**What this exercise asks**
(1) Which formats does the Generic Deserializer support, according to the streaming data sources page?
(2) Copy the streaming data sources page word for word, from "Configurations that will be injected to the reader, where" up to and including "PLACE CREDENTIALS HERE!".

**Quoted passage**
------------------------

Streaming Data Sources

Kafka Source

from qwak.feature_store.data_sources import KafkaSource

kafka_source = KafkaSource(name="sample_source",
                             description="Sample Source",
                             bootstrap_servers="broker.foo.bar.com:9094, broker2.foo.bar.com:9094",
                             subscribe="sample_topic",
                             deserialization=deserializer)

the acceptable parameters for KafkaSource are:

parameter

type

description

default value

bootstrap_servers

str

comma-separated sequence of host:port entries

This parameter is mandatory

deserialization

Deserializer

Deserializer to use

This parameter is mandatory

secret_configs

Dict[str, str]

Configurations that will be injected to the reader, where the value will be resolved from a JFrog ML Secret with the same name, that is, k:v will be resolved to k:get_secret(V) before using this for credentials, see other mechanisms (SASL/SCRAM) that are supported out-of-the-box

{}

passthrough_configs

Dict[str, str]

Configurations that will be injected to the reader w/o resolving to a JFrog ML Secret. DO NOT PLACE CREDENTIALS HERE!

{}

subscribe

str

comma separated list of 1 or more topics

No default value, exactly one {subscribe, assign, subscribe_pattern} is to be set

assign

str

JSON string, where each key is a topic name and the value is an array of partition numbers to subscribe to

No default value, exactly one {subscribe, assign, subscribe_pattern} is to be set

subscribe_pattern

str

Java regex that matches the topics to read from

No default value, exactly one {subscribe, assign, subscribe_pattern} is to be set

description

str

Description of the source

empty string

name

str

name of the source. this is the View Name with which this data source will appear in the Transformation definition (see below)

This parameter is mandatory

Deserialization

The Kafka streaming data source currently supports 2 types of message deserializer:

Generic Deserializer

📘

Generic Deserializer

  • Supports AVRO and JSON formats.
  • Assumes the message data is stored under value field
  • compatible data types are in accordance to spark data types

Using JSON

When using JSON the schema is in the Spark-proprietary JSON schema definition (NOT JSON Schema):

{
  "type": "struct",
  "fields": [
    {
      "metadata": {},
      "name": "timestamp",
      "nullable": True,
      "type": "string"

------------------------

**Data block**
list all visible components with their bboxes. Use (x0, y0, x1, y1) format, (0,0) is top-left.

------------------------

**Answers for this exercise**
(1) AVRO and JSON.

(2)
Configurations that will be injected to the reader, where the value will be resolved from a JFrog ML Secret with the same name, that is, k:v will be resolved to k:get_secret(V) before using this for credentials, see other mechanisms (SASL/SCRAM) that are supported out-of-the-box

{}

passthrough_configs

Dict[str, str]

Configurations that will be injected to the reader w/o resolving to a JFrog ML Secret. DO NOT PLACE CREDENTIALS HERE!